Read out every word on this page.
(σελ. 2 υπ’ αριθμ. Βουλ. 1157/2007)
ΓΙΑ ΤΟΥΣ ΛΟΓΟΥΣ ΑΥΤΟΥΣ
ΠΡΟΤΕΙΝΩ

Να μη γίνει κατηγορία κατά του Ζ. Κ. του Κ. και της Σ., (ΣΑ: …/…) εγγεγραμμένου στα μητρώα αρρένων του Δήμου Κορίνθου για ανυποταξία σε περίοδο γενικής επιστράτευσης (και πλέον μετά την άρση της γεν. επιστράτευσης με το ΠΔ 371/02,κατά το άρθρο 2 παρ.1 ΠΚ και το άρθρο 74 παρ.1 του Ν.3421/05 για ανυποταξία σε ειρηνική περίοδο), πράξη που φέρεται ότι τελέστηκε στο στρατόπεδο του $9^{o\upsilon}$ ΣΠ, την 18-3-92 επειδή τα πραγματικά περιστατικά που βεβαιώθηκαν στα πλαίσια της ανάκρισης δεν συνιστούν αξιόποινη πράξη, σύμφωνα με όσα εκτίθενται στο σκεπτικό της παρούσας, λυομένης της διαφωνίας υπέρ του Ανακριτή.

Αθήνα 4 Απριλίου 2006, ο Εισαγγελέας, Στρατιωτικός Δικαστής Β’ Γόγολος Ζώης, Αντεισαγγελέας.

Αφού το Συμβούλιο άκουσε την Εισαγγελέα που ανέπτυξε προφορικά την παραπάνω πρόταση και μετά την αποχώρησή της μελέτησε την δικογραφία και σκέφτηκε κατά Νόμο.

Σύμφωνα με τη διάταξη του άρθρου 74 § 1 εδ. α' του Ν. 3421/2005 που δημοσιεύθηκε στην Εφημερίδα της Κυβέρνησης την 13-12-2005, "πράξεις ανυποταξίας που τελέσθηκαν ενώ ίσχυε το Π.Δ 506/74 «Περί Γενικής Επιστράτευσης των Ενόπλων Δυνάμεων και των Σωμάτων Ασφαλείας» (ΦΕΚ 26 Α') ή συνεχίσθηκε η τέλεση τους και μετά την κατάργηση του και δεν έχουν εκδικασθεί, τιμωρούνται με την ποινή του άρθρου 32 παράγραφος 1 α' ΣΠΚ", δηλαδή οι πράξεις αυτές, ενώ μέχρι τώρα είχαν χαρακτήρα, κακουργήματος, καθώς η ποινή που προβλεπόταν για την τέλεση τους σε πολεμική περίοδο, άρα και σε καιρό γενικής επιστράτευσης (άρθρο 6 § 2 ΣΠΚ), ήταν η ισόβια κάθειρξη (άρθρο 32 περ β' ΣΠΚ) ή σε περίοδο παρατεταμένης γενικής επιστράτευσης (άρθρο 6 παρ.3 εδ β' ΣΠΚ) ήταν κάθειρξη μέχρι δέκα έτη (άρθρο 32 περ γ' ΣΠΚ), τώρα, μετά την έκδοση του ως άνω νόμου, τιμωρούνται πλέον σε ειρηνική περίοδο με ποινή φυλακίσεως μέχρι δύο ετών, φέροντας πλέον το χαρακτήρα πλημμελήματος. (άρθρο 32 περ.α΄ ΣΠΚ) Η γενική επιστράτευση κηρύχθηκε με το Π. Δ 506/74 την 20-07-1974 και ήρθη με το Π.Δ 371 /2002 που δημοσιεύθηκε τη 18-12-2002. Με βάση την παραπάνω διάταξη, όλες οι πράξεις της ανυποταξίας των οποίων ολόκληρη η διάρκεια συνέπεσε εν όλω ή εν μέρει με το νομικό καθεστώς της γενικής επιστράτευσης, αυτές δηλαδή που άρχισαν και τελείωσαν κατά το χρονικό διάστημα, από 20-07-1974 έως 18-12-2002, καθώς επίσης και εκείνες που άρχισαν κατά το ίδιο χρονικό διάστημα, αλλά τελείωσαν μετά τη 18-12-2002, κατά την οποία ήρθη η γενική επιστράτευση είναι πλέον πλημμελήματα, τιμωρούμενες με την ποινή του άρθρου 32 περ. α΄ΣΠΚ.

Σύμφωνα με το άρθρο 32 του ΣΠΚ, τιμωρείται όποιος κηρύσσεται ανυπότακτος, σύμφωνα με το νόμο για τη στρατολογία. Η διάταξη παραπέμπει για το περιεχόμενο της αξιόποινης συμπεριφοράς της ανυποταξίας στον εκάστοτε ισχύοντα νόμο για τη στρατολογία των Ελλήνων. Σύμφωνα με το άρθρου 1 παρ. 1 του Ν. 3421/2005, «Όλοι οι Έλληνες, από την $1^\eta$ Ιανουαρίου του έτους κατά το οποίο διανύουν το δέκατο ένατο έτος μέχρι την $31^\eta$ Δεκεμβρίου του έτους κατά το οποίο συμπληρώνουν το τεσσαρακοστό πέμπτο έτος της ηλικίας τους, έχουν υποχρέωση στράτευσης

= = = = = = =

## Request
Produce an exact copy of every entry above.

## Response to this exercise
Read out every word on this page.
(σελ. 2 υπ’ αριθμ. Βουλ. 1157/2007)
ΓΙΑ ΤΟΥΣ ΛΟΓΟΥΣ ΑΥΤΟΥΣ
ΠΡΟΤΕΙΝΩ

Να μη γίνει κατηγορία κατά του Ζ. Κ. του Κ. και της Σ., (ΣΑ: …/…) εγγεγραμμένου στα μητρώα αρρένων του Δήμου Κορίνθου για ανυποταξία σε περίοδο γενικής επιστράτευσης (και πλέον μετά την άρση της γεν. επιστράτευσης με το ΠΔ 371/02,κατά το άρθρο 2 παρ.1 ΠΚ και το άρθρο 74 παρ.1 του Ν.3421/05 για ανυποταξία σε ειρηνική περίοδο), πράξη που φέρεται ότι τελέστηκε στο στρατόπεδο του $9^{o\upsilon}$ ΣΠ, την 18-3-92 επειδή τα πραγματικά περιστατικά που βεβαιώθηκαν στα πλαίσια της ανάκρισης δεν συνιστούν αξιόποινη πράξη, σύμφωνα με όσα εκτίθενται στο σκεπτικό της παρούσας, λυομένης της διαφωνίας υπέρ του Ανακριτή.

Αθήνα 4 Απριλίου 2006, ο Εισαγγελέας, Στρατιωτικός Δικαστής Β’ Γόγολος Ζώης, Αντεισαγγελέας.

Αφού το Συμβούλιο άκουσε την Εισαγγελέα που ανέπτυξε προφορικά την παραπάνω πρόταση και μετά την αποχώρησή της μελέτησε την δικογραφία και σκέφτηκε κατά Νόμο.

Σύμφωνα με τη διάταξη του άρθρου 74 § 1 εδ. α' του Ν. 3421/2005 που δημοσιεύθηκε στην Εφημερίδα της Κυβέρνησης την 13-12-2005, "πράξεις ανυποταξίας που τελέσθηκαν ενώ ίσχυε το Π.Δ 506/74 «Περί Γενικής Επιστράτευσης των Ενόπλων Δυνάμεων και των Σωμάτων Ασφαλείας» (ΦΕΚ 26 Α') ή συνεχίσθηκε η τέλεση τους και μετά την κατάργηση του και δεν έχουν εκδικασθεί, τιμωρούνται με την ποινή του άρθρου 32 παράγραφος 1 α' ΣΠΚ", δηλαδή οι πράξεις αυτές, ενώ μέχρι τώρα είχαν χαρακτήρα, κακουργήματος, καθώς η ποινή που προβλεπόταν για την τέλεση τους σε πολεμική περίοδο, άρα και σε καιρό γενικής επιστράτευσης (άρθρο 6 § 2 ΣΠΚ), ήταν η ισόβια κάθειρξη (άρθρο 32 περ β' ΣΠΚ) ή σε περίοδο παρατεταμένης γενικής επιστράτευσης (άρθρο 6 παρ.3 εδ β' ΣΠΚ) ήταν κάθειρξη μέχρι δέκα έτη (άρθρο 32 περ γ' ΣΠΚ), τώρα, μετά την έκδοση του ως άνω νόμου, τιμωρούνται πλέον σε ειρηνική περίοδο με ποινή φυλακίσεως μέχρι δύο ετών, φέροντας πλέον το χαρακτήρα πλημμελήματος. (άρθρο 32 περ.α΄ ΣΠΚ) Η γενική επιστράτευση κηρύχθηκε με το Π. Δ 506/74 την 20-07-1974 και ήρθη με το Π.Δ 371 /2002 που δημοσιεύθηκε τη 18-12-2002. Με βάση την παραπάνω διάταξη, όλες οι πράξεις της ανυποταξίας των οποίων ολόκληρη η διάρκεια συνέπεσε εν όλω ή εν μέρει με το νομικό καθεστώς της γενικής επιστράτευσης, αυτές δηλαδή που άρχισαν και τελείωσαν κατά το χρονικό διάστημα, από 20-07-1974 έως 18-12-2002, καθώς επίσης και εκείνες που άρχισαν κατά το ίδιο χρονικό διάστημα, αλλά τελείωσαν μετά τη 18-12-2002, κατά την οποία ήρθη η γενική επιστράτευση είναι πλέον πλημμελήματα, τιμωρούμενες με την ποινή του άρθρου 32 περ. α΄ΣΠΚ.

Σύμφωνα με το άρθρο 32 του ΣΠΚ, τιμωρείται όποιος κηρύσσεται ανυπότακτος, σύμφωνα με το νόμο για τη στρατολογία. Η διάταξη παραπέμπει για το περιεχόμενο της αξιόποινης συμπεριφοράς της ανυποταξίας στον εκάστοτε ισχύοντα νόμο για τη στρατολογία των Ελλήνων. Σύμφωνα με το άρθρου 1 παρ. 1 του Ν. 3421/2005, «Όλοι οι Έλληνες, από την $1^\eta$ Ιανουαρίου του έτους κατά το οποίο διανύουν το δέκατο ένατο έτος μέχρι την $31^\eta$ Δεκεμβρίου του έτους κατά το οποίο συμπληρώνουν το τεσσαρακοστό πέμπτο έτος της ηλικίας τους, έχουν υποχρέωση στράτευσης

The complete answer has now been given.